Status: Fairly complete feature set. Very good test/docs coverage. Not yet optimized for speed so don't expect blazing performance.

Feedback is welcome!

Be sure to check Rustemo book. There you can find a detailed description and a comprehensive tutorial.

All features are covered with integration tests. So these can serve as a very good source of information.

There are also a few examples.

User fogarecious has contributed a simple tutorial geared towards Rustemo beginners so, though unofficial, this is also a good material to read while learning Rustemo.

Aspirations

Small example

Let's start with the ambiguous grammar calc.rustemo:

E: E '+' E
 | E '*' E
 | Number
;

terminals
Number: /\d+/;
Add: '+';
Mul: '*';

This grammar cannot be accepted by LR(1) parser but is accepted by GLR. So let's create GLR parser for this grammar, and dot visualization of the parser automaton:

$ rcomp --dot --parser-algo glr calc.rustemo
Generating parser for grammar "calc.rustemo"
Writting dot file: "calc.dot"

LALR(1) automaton for this grammar has conflicts in states 5 and 6 but that's not a problem for GLR.

Let's now test our parser.

#![cfg(test)]
mod calc;
mod calc_actions;
use crate::calc::{CalcParser, DefaultBuilder};
use rustemo::Parser;

#[test]
fn test_glr() {
    let forest = CalcParser::new().parse("2 + 3 * 4 + 1").unwrap();

    // We have 5 possible solutions, see https://en.wikipedia.org/wiki/Catalan_number
    assert_eq!(forest.solutions(), 5);

    // Evaluate each tree from the forest
    let results = forest
        .into_iter()
        .map(|tree| {
            let mut builder = DefaultBuilder::new();
            tree.build(&mut builder)
        })
        .collect::<Vec<_>>();

    assert_eq!(results, vec![21, 15, 25, 15, 17]);
}

DefaultBuilder generated by rcomp use generated and manually tuned actions from calc_actions. For more details see full tutorial in the Rustemo book.

Now, let's make this grammar acceptable by LR parser. The easiest way to do it, while keeping the grammar readable is to use Rustemo declarative disambiguation to resolve shift-reduce conflicts thus making the parsing deterministic. For this we specify that both operations are left associative and that * operation has higher precedence:

E: E '+' E {left, 1}
 | E '*' E {left, 2}
 | Number
;

terminals
Number: /\d+/;
Add: '+';
Mul: '*';

It is now possible to generate parser using the default LR algorithm and the default lalr-pager tables (an improved version of LALR, there is also a standard lalr table support if needed, see rcomp --help):

$ rcomp calclr.rustemo
Generating parser for grammar "calclr.rustemo"

--------------------------------------------------

### Required tasks
1 – Reproduce the Rustemo text between "Status: Fairly complete" and "a comprehensive tutorial.", inclusive.
2 – According to the Rustemo text, in which states does the LALR(1) automaton for the ambiguous calc grammar have conflicts?
The records that come next are separate from the Rustemo text.

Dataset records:
--------------------------------------------------

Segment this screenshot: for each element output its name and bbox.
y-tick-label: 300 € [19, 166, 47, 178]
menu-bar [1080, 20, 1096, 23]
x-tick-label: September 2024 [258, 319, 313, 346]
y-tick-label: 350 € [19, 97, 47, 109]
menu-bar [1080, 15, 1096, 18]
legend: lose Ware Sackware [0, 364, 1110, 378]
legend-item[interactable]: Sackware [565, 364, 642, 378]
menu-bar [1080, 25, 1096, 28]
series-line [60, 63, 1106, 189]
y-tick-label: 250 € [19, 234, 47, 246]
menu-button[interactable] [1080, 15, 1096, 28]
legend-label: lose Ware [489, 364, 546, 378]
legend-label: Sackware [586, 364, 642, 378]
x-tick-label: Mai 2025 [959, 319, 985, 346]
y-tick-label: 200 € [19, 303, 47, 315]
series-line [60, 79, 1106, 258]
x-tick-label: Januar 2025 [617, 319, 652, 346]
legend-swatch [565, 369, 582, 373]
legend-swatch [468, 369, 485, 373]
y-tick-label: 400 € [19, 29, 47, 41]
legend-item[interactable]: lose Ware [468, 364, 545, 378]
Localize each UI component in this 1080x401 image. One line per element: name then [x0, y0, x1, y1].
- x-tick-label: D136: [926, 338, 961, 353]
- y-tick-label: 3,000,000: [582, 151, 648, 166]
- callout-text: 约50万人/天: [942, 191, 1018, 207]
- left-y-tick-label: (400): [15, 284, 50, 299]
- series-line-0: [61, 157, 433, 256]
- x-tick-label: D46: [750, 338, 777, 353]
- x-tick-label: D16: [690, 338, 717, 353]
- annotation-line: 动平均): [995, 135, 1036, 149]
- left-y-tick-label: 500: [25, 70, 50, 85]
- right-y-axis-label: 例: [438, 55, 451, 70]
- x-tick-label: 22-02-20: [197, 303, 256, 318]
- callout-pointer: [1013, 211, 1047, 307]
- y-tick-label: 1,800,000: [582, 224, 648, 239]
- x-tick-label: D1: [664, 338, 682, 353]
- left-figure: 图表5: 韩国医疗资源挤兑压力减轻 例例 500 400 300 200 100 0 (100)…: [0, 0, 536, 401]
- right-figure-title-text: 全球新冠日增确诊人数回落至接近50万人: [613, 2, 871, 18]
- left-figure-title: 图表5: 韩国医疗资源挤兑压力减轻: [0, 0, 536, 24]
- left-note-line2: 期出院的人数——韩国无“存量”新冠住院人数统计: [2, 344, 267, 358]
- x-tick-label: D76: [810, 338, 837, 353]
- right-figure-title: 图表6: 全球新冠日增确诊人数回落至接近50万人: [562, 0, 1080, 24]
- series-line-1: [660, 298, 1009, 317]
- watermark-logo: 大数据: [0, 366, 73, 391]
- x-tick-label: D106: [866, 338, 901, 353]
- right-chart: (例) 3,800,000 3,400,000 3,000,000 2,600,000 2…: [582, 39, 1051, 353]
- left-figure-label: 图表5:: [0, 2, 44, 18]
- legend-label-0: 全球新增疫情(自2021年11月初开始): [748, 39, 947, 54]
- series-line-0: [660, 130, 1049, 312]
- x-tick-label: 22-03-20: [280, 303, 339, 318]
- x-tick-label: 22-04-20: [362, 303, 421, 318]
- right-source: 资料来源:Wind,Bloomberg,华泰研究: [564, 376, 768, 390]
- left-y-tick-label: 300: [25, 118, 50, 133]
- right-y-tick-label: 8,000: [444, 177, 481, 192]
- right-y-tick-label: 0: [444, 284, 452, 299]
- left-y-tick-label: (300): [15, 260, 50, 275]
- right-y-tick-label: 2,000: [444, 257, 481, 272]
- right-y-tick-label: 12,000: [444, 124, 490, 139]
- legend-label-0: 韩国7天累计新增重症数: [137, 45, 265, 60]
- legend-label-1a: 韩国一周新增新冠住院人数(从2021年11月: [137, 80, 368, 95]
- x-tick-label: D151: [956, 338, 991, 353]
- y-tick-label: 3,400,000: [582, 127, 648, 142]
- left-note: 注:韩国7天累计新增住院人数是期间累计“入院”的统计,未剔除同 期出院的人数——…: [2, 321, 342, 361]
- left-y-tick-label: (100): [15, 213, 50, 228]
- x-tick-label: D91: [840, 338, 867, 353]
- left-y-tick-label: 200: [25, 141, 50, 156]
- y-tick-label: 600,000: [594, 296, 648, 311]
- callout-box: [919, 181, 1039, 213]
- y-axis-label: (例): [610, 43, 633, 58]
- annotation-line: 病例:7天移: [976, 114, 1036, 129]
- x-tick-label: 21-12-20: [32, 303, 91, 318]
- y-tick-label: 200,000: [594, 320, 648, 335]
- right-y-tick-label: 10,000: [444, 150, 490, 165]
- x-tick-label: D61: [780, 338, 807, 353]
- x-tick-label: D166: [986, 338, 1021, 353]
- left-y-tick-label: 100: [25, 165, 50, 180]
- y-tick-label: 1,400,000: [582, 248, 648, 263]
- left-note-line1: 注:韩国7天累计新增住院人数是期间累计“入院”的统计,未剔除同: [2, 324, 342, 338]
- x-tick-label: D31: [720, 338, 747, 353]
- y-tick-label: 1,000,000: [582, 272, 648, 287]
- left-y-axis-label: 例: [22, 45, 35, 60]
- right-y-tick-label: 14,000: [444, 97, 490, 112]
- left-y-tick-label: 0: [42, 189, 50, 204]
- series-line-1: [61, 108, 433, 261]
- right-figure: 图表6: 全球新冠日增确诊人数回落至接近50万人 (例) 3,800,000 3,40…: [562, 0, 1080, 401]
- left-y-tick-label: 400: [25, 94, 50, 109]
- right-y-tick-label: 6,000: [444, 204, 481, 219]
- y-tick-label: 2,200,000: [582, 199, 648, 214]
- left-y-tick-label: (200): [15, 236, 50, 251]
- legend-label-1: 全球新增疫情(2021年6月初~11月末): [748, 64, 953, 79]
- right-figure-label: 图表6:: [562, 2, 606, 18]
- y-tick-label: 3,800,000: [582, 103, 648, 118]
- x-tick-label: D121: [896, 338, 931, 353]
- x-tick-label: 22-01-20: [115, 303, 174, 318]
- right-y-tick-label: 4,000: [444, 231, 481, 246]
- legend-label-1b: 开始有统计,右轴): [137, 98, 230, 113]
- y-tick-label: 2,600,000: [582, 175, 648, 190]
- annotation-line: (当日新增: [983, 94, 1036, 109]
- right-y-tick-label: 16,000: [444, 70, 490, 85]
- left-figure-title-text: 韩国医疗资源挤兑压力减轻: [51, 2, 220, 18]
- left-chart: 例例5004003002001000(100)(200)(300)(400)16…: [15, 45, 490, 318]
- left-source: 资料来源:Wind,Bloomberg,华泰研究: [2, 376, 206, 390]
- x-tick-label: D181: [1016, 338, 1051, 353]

--------------------------------------------------

### Task-by-task solutions
1 –
Status: Fairly complete feature set. Very good test/docs coverage. Not yet optimized for speed so don't expect blazing performance.

Feedback is welcome!

Be sure to check Rustemo book. There you can find a detailed description and a comprehensive tutorial.

2 – States 5 and 6.